Your goal:
Check each line of the listing, and copy it if it contains the word "regulate".

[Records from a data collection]
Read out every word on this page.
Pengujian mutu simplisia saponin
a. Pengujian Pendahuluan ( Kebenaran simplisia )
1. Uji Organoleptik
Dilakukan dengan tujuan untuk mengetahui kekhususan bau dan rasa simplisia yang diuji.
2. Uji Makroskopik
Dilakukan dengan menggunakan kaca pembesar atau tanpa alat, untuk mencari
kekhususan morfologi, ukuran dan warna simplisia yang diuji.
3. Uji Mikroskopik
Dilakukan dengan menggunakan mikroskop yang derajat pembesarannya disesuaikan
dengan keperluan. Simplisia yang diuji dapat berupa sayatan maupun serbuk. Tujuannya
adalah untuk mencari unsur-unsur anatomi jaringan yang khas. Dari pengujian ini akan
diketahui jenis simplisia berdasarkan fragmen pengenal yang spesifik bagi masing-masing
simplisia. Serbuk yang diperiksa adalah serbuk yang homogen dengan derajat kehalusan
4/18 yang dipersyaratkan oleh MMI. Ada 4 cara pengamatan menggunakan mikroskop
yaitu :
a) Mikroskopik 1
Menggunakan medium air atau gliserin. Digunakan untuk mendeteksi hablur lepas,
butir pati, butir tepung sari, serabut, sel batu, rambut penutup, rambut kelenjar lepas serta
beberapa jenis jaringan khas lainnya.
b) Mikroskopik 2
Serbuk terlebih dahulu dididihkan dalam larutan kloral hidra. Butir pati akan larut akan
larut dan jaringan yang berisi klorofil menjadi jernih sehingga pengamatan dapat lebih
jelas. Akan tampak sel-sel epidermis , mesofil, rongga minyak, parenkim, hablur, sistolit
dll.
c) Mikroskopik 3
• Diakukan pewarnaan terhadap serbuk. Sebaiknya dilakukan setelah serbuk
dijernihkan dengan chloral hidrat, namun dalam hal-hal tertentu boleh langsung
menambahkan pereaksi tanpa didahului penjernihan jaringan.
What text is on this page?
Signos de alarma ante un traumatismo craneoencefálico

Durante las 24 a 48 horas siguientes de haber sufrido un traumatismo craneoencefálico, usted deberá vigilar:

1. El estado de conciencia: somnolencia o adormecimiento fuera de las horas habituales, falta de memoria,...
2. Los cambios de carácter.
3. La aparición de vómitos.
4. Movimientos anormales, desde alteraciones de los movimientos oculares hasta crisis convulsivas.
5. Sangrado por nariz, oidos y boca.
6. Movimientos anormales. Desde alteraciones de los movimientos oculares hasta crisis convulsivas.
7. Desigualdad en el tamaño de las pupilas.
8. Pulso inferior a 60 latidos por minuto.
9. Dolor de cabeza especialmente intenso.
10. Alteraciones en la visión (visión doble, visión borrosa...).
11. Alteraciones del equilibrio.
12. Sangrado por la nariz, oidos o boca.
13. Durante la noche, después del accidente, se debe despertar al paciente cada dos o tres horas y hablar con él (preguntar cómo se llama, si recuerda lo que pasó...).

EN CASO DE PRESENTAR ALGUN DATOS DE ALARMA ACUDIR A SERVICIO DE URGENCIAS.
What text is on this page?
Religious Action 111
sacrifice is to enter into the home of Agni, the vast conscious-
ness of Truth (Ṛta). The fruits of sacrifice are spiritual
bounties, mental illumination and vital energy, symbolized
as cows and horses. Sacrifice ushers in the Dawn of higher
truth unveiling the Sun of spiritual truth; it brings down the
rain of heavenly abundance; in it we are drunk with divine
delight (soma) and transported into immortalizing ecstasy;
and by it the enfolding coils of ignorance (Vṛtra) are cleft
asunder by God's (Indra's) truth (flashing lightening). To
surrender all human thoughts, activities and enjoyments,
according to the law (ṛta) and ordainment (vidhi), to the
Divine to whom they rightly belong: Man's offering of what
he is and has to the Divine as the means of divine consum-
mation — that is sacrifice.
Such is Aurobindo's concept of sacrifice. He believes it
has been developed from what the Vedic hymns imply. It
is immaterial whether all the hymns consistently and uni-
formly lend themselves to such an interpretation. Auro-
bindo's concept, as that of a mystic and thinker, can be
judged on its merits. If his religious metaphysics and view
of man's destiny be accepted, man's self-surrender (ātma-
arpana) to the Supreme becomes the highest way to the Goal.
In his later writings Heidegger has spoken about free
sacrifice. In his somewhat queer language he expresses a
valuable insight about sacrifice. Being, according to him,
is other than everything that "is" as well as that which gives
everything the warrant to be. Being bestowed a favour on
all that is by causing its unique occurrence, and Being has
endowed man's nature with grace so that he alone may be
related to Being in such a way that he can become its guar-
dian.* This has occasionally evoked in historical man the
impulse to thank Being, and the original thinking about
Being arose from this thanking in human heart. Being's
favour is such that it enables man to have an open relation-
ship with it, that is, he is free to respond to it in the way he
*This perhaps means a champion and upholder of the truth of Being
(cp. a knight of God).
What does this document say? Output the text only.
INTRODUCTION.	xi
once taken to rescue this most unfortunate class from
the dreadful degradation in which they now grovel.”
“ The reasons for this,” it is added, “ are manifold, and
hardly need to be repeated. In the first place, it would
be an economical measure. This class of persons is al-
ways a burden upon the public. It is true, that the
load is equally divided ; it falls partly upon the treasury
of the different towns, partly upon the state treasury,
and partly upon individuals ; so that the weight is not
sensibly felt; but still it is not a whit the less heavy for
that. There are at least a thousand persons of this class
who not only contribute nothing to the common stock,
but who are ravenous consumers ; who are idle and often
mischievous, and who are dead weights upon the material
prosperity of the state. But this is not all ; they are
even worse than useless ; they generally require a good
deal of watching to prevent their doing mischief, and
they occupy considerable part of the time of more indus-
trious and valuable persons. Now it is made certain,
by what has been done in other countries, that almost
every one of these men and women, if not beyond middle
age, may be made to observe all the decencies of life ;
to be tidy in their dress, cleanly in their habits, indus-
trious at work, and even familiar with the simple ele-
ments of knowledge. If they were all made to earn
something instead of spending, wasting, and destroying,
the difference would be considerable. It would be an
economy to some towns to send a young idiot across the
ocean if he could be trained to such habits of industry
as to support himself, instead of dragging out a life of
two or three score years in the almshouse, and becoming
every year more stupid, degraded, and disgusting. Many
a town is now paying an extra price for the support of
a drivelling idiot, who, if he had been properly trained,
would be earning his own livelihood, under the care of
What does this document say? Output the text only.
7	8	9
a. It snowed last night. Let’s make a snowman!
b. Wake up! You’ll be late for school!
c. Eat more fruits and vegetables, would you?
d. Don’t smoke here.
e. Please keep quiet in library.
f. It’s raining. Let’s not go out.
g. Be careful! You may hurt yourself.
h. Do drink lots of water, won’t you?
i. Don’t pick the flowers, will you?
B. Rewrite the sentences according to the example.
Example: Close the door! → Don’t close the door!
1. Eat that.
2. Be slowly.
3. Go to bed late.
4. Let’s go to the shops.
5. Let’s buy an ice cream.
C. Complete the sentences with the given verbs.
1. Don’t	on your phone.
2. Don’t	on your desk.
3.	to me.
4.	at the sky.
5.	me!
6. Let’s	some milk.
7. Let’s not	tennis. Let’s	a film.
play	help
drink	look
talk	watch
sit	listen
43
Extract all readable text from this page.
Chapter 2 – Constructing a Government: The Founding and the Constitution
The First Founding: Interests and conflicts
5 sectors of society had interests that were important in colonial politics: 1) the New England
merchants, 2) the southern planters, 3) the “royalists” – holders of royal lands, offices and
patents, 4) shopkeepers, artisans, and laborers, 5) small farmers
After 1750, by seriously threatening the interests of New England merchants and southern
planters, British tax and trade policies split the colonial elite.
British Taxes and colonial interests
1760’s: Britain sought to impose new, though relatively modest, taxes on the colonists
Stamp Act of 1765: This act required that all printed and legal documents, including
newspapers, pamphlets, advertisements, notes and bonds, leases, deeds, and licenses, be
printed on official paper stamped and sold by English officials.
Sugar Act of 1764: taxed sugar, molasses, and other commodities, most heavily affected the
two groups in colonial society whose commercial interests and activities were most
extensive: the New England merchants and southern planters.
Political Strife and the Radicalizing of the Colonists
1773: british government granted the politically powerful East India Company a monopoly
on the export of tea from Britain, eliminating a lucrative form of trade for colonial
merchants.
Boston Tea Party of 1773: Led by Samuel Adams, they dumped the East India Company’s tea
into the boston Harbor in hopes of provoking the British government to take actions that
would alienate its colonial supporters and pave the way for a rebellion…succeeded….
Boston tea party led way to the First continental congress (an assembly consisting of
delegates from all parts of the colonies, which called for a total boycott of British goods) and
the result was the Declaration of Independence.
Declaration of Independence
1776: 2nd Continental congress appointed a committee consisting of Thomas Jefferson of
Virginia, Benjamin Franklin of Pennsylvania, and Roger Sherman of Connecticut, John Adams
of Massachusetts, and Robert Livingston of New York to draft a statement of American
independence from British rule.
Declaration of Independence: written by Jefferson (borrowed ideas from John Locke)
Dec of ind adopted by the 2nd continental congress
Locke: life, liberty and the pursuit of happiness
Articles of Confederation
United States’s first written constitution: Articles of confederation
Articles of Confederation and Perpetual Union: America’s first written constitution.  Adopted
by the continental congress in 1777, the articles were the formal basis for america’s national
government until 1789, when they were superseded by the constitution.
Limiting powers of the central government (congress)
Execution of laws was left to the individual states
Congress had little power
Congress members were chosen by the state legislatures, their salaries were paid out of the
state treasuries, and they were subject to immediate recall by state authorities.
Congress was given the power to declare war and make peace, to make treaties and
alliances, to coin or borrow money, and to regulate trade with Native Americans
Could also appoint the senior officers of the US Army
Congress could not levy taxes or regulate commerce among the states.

Result:
alliances, to coin or borrow money, and to regulate trade with Native Americans
Congress could not levy taxes or regulate commerce among the states.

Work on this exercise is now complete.